*Short task*.
Here are some records; copy every line that holds the word "баллов".

*Supplied material*.
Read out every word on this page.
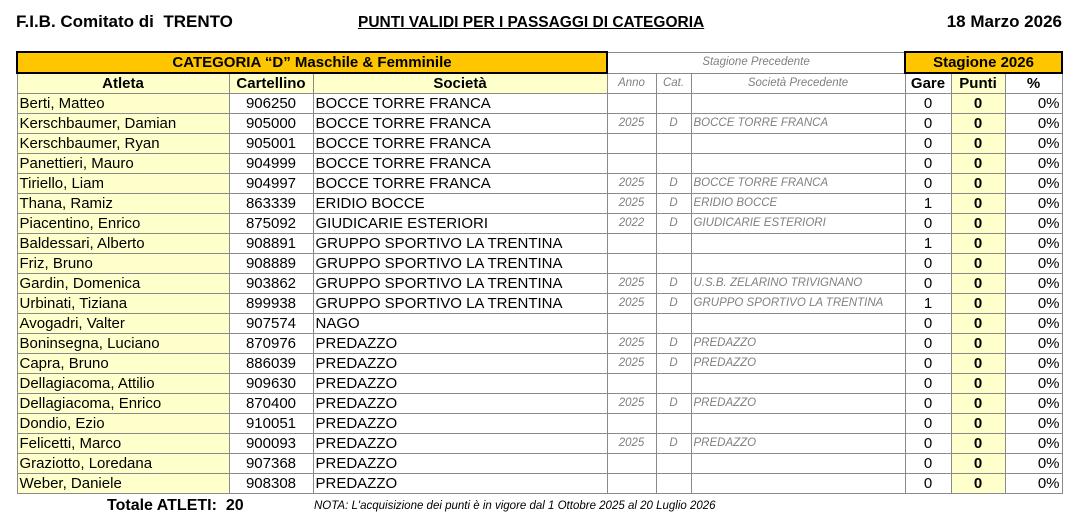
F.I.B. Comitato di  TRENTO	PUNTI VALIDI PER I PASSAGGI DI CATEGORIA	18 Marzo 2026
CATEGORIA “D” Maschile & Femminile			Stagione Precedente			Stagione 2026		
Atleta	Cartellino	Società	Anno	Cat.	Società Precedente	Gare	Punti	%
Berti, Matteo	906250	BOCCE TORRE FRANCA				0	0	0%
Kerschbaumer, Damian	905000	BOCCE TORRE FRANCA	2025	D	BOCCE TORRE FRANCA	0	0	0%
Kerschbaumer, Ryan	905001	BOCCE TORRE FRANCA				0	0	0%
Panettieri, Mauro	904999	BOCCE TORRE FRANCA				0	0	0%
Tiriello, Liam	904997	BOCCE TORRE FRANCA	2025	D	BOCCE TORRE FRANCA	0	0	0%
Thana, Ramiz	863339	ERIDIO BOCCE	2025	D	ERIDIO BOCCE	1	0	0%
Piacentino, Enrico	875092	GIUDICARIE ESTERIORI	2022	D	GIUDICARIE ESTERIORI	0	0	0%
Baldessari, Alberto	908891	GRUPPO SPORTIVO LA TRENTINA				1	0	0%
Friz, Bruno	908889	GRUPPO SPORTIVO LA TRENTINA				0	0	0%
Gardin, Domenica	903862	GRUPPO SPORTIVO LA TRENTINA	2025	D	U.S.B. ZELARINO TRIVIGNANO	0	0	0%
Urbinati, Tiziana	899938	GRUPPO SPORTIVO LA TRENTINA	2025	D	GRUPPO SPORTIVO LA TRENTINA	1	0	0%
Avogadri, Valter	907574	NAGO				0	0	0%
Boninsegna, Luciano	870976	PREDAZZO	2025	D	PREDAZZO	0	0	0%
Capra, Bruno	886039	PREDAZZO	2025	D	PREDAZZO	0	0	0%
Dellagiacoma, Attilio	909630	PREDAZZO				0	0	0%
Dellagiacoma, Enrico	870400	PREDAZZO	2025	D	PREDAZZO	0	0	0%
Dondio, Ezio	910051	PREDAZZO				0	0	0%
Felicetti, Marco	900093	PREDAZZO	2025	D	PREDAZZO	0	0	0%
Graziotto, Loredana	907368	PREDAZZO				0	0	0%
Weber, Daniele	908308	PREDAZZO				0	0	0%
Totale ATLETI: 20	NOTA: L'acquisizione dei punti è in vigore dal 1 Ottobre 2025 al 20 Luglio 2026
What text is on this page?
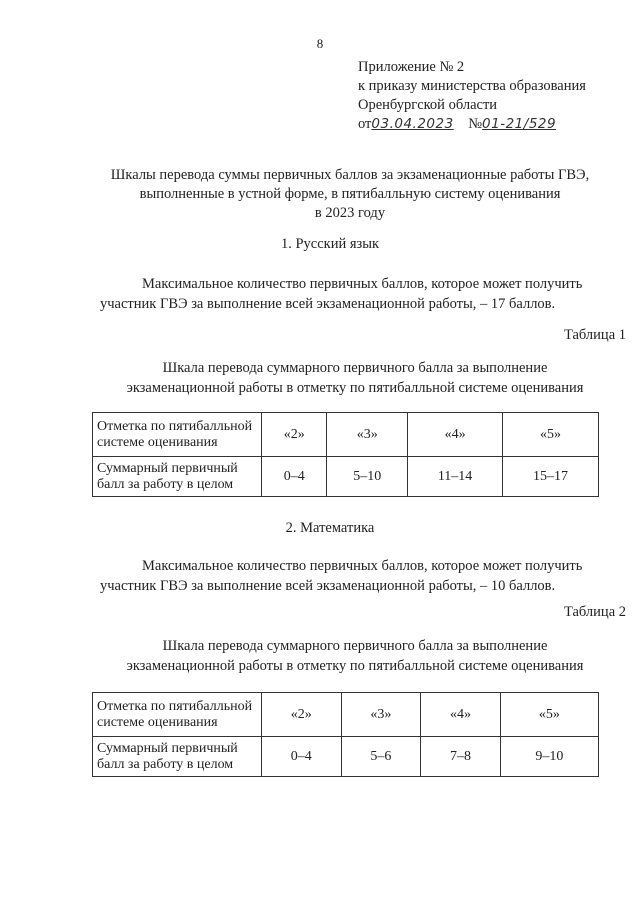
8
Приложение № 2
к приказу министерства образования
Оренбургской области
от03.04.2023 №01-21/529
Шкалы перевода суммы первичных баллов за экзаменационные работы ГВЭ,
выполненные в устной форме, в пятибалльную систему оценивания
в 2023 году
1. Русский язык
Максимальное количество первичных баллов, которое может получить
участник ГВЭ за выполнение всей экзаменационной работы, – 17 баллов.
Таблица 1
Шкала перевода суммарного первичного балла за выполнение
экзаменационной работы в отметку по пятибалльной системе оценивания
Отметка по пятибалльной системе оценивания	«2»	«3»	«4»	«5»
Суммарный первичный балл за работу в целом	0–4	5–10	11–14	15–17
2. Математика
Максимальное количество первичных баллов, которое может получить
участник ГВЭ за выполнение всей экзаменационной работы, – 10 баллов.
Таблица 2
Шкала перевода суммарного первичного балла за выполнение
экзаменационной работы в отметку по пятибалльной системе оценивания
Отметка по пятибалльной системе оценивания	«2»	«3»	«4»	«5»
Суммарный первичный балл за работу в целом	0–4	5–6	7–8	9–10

*Correct result*.
Шкалы перевода суммы первичных баллов за экзаменационные работы ГВЭ,
Максимальное количество первичных баллов, которое может получить
участник ГВЭ за выполнение всей экзаменационной работы, – 17 баллов.
Максимальное количество первичных баллов, которое может получить
участник ГВЭ за выполнение всей экзаменационной работы, – 10 баллов.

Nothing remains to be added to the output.